Problem details:
Return all lines with the word "ตารางเมตรๆ" in them.

══ Materials provided ══

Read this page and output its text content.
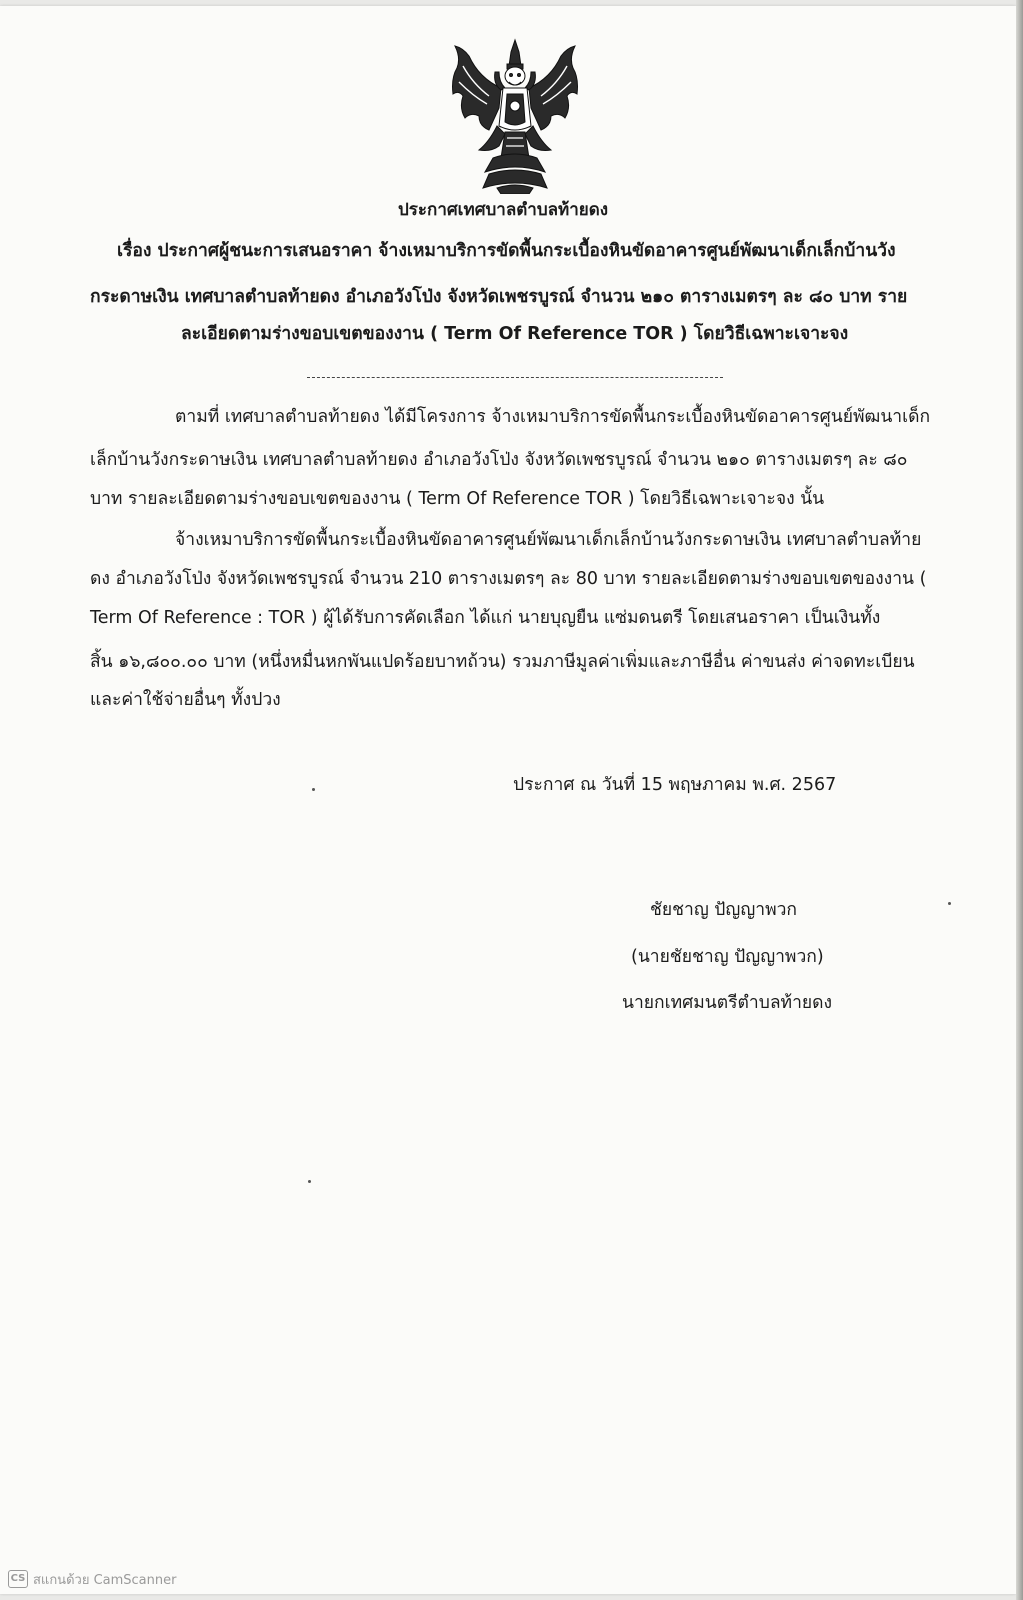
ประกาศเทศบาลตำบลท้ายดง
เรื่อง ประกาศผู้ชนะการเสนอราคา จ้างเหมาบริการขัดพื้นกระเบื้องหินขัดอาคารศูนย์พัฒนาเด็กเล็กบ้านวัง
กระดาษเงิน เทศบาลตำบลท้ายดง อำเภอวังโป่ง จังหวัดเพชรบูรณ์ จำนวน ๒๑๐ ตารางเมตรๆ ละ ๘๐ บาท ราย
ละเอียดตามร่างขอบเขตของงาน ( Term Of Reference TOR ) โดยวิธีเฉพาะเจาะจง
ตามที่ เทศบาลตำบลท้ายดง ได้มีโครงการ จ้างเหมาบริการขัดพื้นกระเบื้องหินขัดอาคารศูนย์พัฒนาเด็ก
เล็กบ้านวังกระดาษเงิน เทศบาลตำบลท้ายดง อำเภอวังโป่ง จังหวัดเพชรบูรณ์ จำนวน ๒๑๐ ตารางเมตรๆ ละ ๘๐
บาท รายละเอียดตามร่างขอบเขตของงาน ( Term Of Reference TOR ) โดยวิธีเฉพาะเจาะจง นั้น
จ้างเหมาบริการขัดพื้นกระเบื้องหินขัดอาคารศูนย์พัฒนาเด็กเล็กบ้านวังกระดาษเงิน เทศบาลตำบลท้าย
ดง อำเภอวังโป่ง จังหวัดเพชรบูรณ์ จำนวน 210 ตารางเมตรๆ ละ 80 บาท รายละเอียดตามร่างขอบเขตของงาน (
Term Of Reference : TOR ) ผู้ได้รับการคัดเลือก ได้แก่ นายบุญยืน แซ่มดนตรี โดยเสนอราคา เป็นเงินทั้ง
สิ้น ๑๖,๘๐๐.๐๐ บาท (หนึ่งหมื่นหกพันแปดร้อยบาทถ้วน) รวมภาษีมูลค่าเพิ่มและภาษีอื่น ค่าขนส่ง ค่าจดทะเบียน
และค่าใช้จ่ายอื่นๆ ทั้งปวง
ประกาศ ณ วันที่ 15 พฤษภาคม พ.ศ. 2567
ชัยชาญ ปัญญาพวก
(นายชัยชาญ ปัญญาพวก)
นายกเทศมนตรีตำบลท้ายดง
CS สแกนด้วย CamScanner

═══

Solution for this task:
กระดาษเงิน เทศบาลตำบลท้ายดง อำเภอวังโป่ง จังหวัดเพชรบูรณ์ จำนวน ๒๑๐ ตารางเมตรๆ ละ ๘๐ บาท ราย
เล็กบ้านวังกระดาษเงิน เทศบาลตำบลท้ายดง อำเภอวังโป่ง จังหวัดเพชรบูรณ์ จำนวน ๒๑๐ ตารางเมตรๆ ละ ๘๐
ดง อำเภอวังโป่ง จังหวัดเพชรบูรณ์ จำนวน 210 ตารางเมตรๆ ละ 80 บาท รายละเอียดตามร่างขอบเขตของงาน (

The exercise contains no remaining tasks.